# Stated problem
Can you output the material exactly as written, minus any pictures it holds?

**** Data supplied

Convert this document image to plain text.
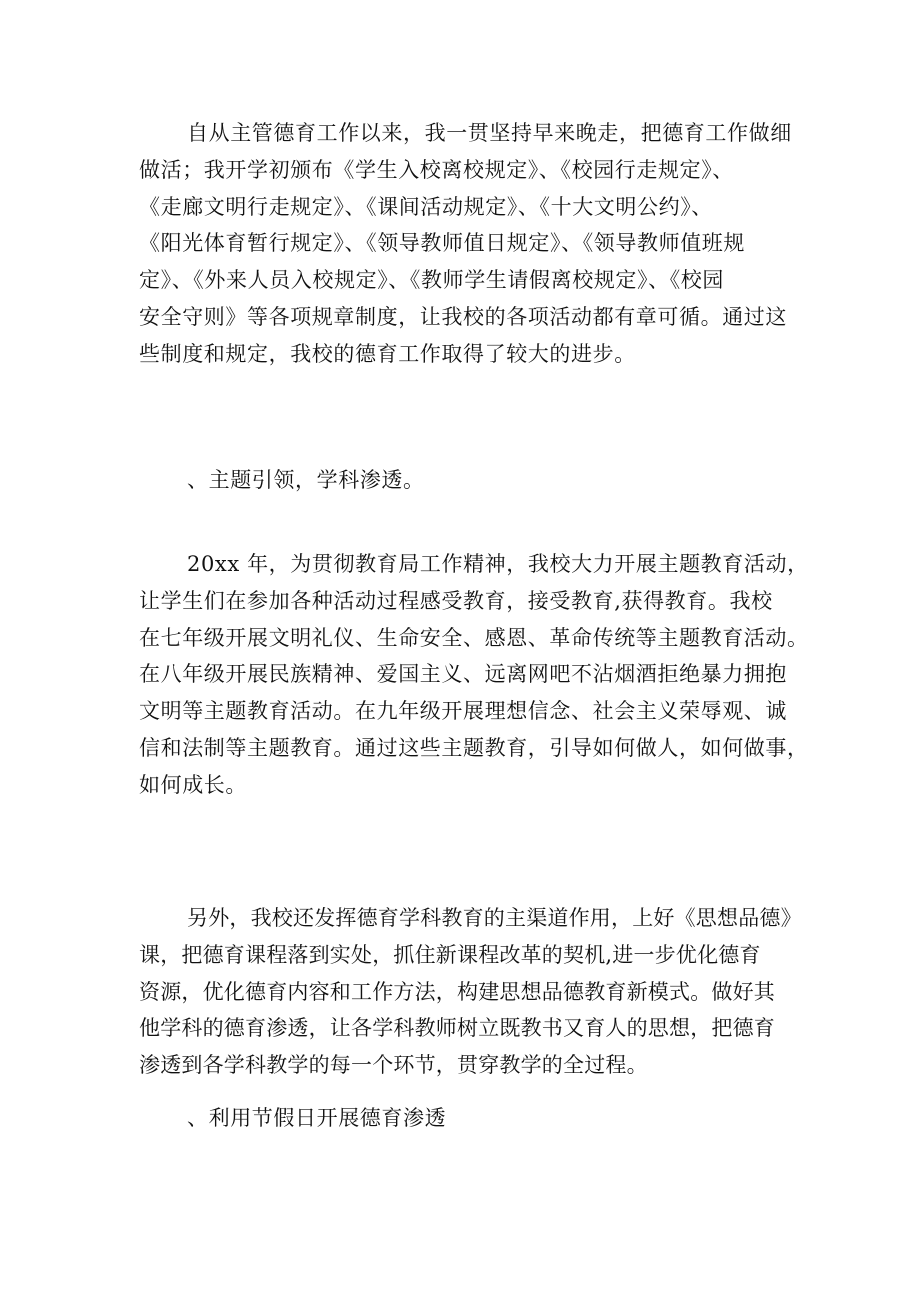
自从主管德育工作以来，我一贯坚持早来晚走，把德育工作做细
做活；我开学初颁布《学生入校离校规定》、《校园行走规定》、
《走廊文明行走规定》、《课间活动规定》、《十大文明公约》、
《阳光体育暂行规定》、《领导教师值日规定》、《领导教师值班规
定》、《外来人员入校规定》、《教师学生请假离校规定》、《校园
安全守则》等各项规章制度，让我校的各项活动都有章可循。通过这
些制度和规定，我校的德育工作取得了较大的进步。

、主题引领，学科渗透。

20xx 年，为贯彻教育局工作精神，我校大力开展主题教育活动，
让学生们在参加各种活动过程感受教育，接受教育,获得教育。我校
在七年级开展文明礼仪、生命安全、感恩、革命传统等主题教育活动。
在八年级开展民族精神、爱国主义、远离网吧不沾烟酒拒绝暴力拥抱
文明等主题教育活动。在九年级开展理想信念、社会主义荣辱观、诚
信和法制等主题教育。通过这些主题教育，引导如何做人，如何做事，
如何成长。

另外，我校还发挥德育学科教育的主渠道作用，上好《思想品德》
课，把德育课程落到实处，抓住新课程改革的契机,进一步优化德育
资源，优化德育内容和工作方法，构建思想品德教育新模式。做好其
他学科的德育渗透，让各学科教师树立既教书又育人的思想，把德育
渗透到各学科教学的每一个环节，贯穿教学的全过程。

、利用节假日开展德育渗透
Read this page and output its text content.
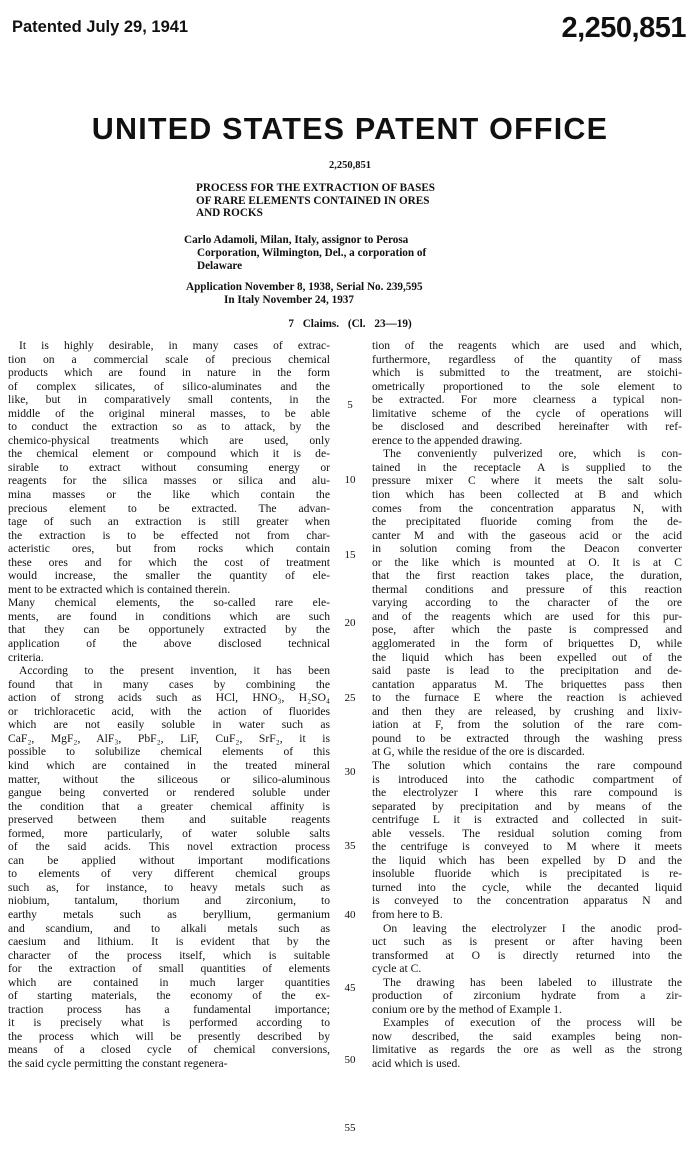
Patented July 29, 1941	2,250,851
UNITED STATES PATENT OFFICE
2,250,851
PROCESS FOR THE EXTRACTION OF BASES
OF RARE ELEMENTS CONTAINED IN ORES
AND ROCKS
Carlo Adamoli, Milan, Italy, assignor to Perosa
Corporation, Wilmington, Del., a corporation of
Delaware
Application November 8, 1938, Serial No. 239,595
In Italy November 24, 1937
7 Claims. (Cl. 23—19)
It is highly desirable, in many cases of extrac-
tion on a commercial scale of precious chemical
products which are found in nature in the form
of complex silicates, of silico-aluminates and the
like, but in comparatively small contents, in the
middle of the original mineral masses, to be able
to conduct the extraction so as to attack, by the
chemico-physical treatments which are used, only
the chemical element or compound which it is de-
sirable to extract without consuming energy or
reagents for the silica masses or silica and alu-
mina masses or the like which contain the
precious element to be extracted. The advan-
tage of such an extraction is still greater when
the extraction is to be effected not from char-
acteristic ores, but from rocks which contain
these ores and for which the cost of treatment
would increase, the smaller the quantity of ele-
ment to be extracted which is contained therein.
Many chemical elements, the so-called rare ele-
ments, are found in conditions which are such
that they can be opportunely extracted by the
application of the above disclosed technical
criteria.
According to the present invention, it has been
found that in many cases by combining the
action of strong acids such as HCl, HNO₃, H₂SO₄
or trichloracetic acid, with the action of fluorides
which are not easily soluble in water such as
CaF₂, MgF₂, AlF₃, PbF₂, LiF, CuF₂, SrF₂, it is
possible to solubilize chemical elements of this
kind which are contained in the treated mineral
matter, without the siliceous or silico-aluminous
gangue being converted or rendered soluble under
the condition that a greater chemical affinity is
preserved between them and suitable reagents
formed, more particularly, of water soluble salts
of the said acids. This novel extraction process
can be applied without important modifications
to elements of very different chemical groups
such as, for instance, to heavy metals such as
niobium, tantalum, thorium and zirconium, to
earthy metals such as beryllium, germanium
and scandium, and to alkali metals such as
caesium and lithium. It is evident that by the
character of the process itself, which is suitable
for the extraction of small quantities of elements
which are contained in much larger quantities
of starting materials, the economy of the ex-
traction process has a fundamental importance;
it is precisely what is performed according to
the process which will be presently described by
means of a closed cycle of chemical conversions,
the said cycle permitting the constant regenera-
tion of the reagents which are used and which,
furthermore, regardless of the quantity of mass
which is submitted to the treatment, are stoichi-
ometrically proportioned to the sole element to
be extracted. For more clearness a typical non-
limitative scheme of the cycle of operations will
be disclosed and described hereinafter with ref-
erence to the appended drawing.
The conveniently pulverized ore, which is con-
tained in the receptacle A is supplied to the
pressure mixer C where it meets the salt solu-
tion which has been collected at B and which
comes from the concentration apparatus N, with
the precipitated fluoride coming from the de-
canter M and with the gaseous acid or the acid
in solution coming from the Deacon converter
or the like which is mounted at O. It is at C
that the first reaction takes place, the duration,
thermal conditions and pressure of this reaction
varying according to the character of the ore
and of the reagents which are used for this pur-
pose, after which the paste is compressed and
agglomerated in the form of briquettes D, while
the liquid which has been expelled out of the
said paste is lead to the precipitation and de-
cantation apparatus M. The briquettes pass then
to the furnace E where the reaction is achieved
and then they are released, by crushing and lixiv-
iation at F, from the solution of the rare com-
pound to be extracted through the washing press
at G, while the residue of the ore is discarded.
The solution which contains the rare compound
is introduced into the cathodic compartment of
the electrolyzer I where this rare compound is
separated by precipitation and by means of the
centrifuge L it is extracted and collected in suit-
able vessels. The residual solution coming from
the centrifuge is conveyed to M where it meets
the liquid which has been expelled by D and the
insoluble fluoride which is precipitated is re-
turned into the cycle, while the decanted liquid
is conveyed to the concentration apparatus N and
from here to B.
On leaving the electrolyzer I the anodic prod-
uct such as is present or after having been
transformed at O is directly returned into the
cycle at C.
The drawing has been labeled to illustrate the
production of zirconium hydrate from a zir-
conium ore by the method of Example 1.
Examples of execution of the process will be
now described, the said examples being non-
limitative as regards the ore as well as the strong
acid which is used.
5
10
15
20
25
30
35
40
45
50
55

********

# The answer
Convert this document image to plain text.
自从主管德育工作以来，我一贯坚持早来晚走，把德育工作做细
做活；我开学初颁布《学生入校离校规定》、《校园行走规定》、
《走廊文明行走规定》、《课间活动规定》、《十大文明公约》、
《阳光体育暂行规定》、《领导教师值日规定》、《领导教师值班规
定》、《外来人员入校规定》、《教师学生请假离校规定》、《校园
安全守则》等各项规章制度，让我校的各项活动都有章可循。通过这
些制度和规定，我校的德育工作取得了较大的进步。

、主题引领，学科渗透。

20xx 年，为贯彻教育局工作精神，我校大力开展主题教育活动，
让学生们在参加各种活动过程感受教育，接受教育,获得教育。我校
在七年级开展文明礼仪、生命安全、感恩、革命传统等主题教育活动。
在八年级开展民族精神、爱国主义、远离网吧不沾烟酒拒绝暴力拥抱
文明等主题教育活动。在九年级开展理想信念、社会主义荣辱观、诚
信和法制等主题教育。通过这些主题教育，引导如何做人，如何做事，
如何成长。

另外，我校还发挥德育学科教育的主渠道作用，上好《思想品德》
课，把德育课程落到实处，抓住新课程改革的契机,进一步优化德育
资源，优化德育内容和工作方法，构建思想品德教育新模式。做好其
他学科的德育渗透，让各学科教师树立既教书又育人的思想，把德育
渗透到各学科教学的每一个环节，贯穿教学的全过程。

、利用节假日开展德育渗透
Read this page and output its text content.
Patented July 29, 1941	2,250,851
UNITED STATES PATENT OFFICE
2,250,851
PROCESS FOR THE EXTRACTION OF BASES
OF RARE ELEMENTS CONTAINED IN ORES
AND ROCKS
Carlo Adamoli, Milan, Italy, assignor to Perosa
Corporation, Wilmington, Del., a corporation of
Delaware
Application November 8, 1938, Serial No. 239,595
In Italy November 24, 1937
7 Claims. (Cl. 23—19)
It is highly desirable, in many cases of extrac-
tion on a commercial scale of precious chemical
products which are found in nature in the form
of complex silicates, of silico-aluminates and the
like, but in comparatively small contents, in the
middle of the original mineral masses, to be able
to conduct the extraction so as to attack, by the
chemico-physical treatments which are used, only
the chemical element or compound which it is de-
sirable to extract without consuming energy or
reagents for the silica masses or silica and alu-
mina masses or the like which contain the
precious element to be extracted. The advan-
tage of such an extraction is still greater when
the extraction is to be effected not from char-
acteristic ores, but from rocks which contain
these ores and for which the cost of treatment
would increase, the smaller the quantity of ele-
ment to be extracted which is contained therein.
Many chemical elements, the so-called rare ele-
ments, are found in conditions which are such
that they can be opportunely extracted by the
application of the above disclosed technical
criteria.
According to the present invention, it has been
found that in many cases by combining the
action of strong acids such as HCl, HNO₃, H₂SO₄
or trichloracetic acid, with the action of fluorides
which are not easily soluble in water such as
CaF₂, MgF₂, AlF₃, PbF₂, LiF, CuF₂, SrF₂, it is
possible to solubilize chemical elements of this
kind which are contained in the treated mineral
matter, without the siliceous or silico-aluminous
gangue being converted or rendered soluble under
the condition that a greater chemical affinity is
preserved between them and suitable reagents
formed, more particularly, of water soluble salts
of the said acids. This novel extraction process
can be applied without important modifications
to elements of very different chemical groups
such as, for instance, to heavy metals such as
niobium, tantalum, thorium and zirconium, to
earthy metals such as beryllium, germanium
and scandium, and to alkali metals such as
caesium and lithium. It is evident that by the
character of the process itself, which is suitable
for the extraction of small quantities of elements
which are contained in much larger quantities
of starting materials, the economy of the ex-
traction process has a fundamental importance;
it is precisely what is performed according to
the process which will be presently described by
means of a closed cycle of chemical conversions,
the said cycle permitting the constant regenera-
tion of the reagents which are used and which,
furthermore, regardless of the quantity of mass
which is submitted to the treatment, are stoichi-
ometrically proportioned to the sole element to
be extracted. For more clearness a typical non-
limitative scheme of the cycle of operations will
be disclosed and described hereinafter with ref-
erence to the appended drawing.
The conveniently pulverized ore, which is con-
tained in the receptacle A is supplied to the
pressure mixer C where it meets the salt solu-
tion which has been collected at B and which
comes from the concentration apparatus N, with
the precipitated fluoride coming from the de-
canter M and with the gaseous acid or the acid
in solution coming from the Deacon converter
or the like which is mounted at O. It is at C
that the first reaction takes place, the duration,
thermal conditions and pressure of this reaction
varying according to the character of the ore
and of the reagents which are used for this pur-
pose, after which the paste is compressed and
agglomerated in the form of briquettes D, while
the liquid which has been expelled out of the
said paste is lead to the precipitation and de-
cantation apparatus M. The briquettes pass then
to the furnace E where the reaction is achieved
and then they are released, by crushing and lixiv-
iation at F, from the solution of the rare com-
pound to be extracted through the washing press
at G, while the residue of the ore is discarded.
The solution which contains the rare compound
is introduced into the cathodic compartment of
the electrolyzer I where this rare compound is
separated by precipitation and by means of the
centrifuge L it is extracted and collected in suit-
able vessels. The residual solution coming from
the centrifuge is conveyed to M where it meets
the liquid which has been expelled by D and the
insoluble fluoride which is precipitated is re-
turned into the cycle, while the decanted liquid
is conveyed to the concentration apparatus N and
from here to B.
On leaving the electrolyzer I the anodic prod-
uct such as is present or after having been
transformed at O is directly returned into the
cycle at C.
The drawing has been labeled to illustrate the
production of zirconium hydrate from a zir-
conium ore by the method of Example 1.
Examples of execution of the process will be
now described, the said examples being non-
limitative as regards the ore as well as the strong
acid which is used.
5
10
15
20
25
30
35
40
45
50
55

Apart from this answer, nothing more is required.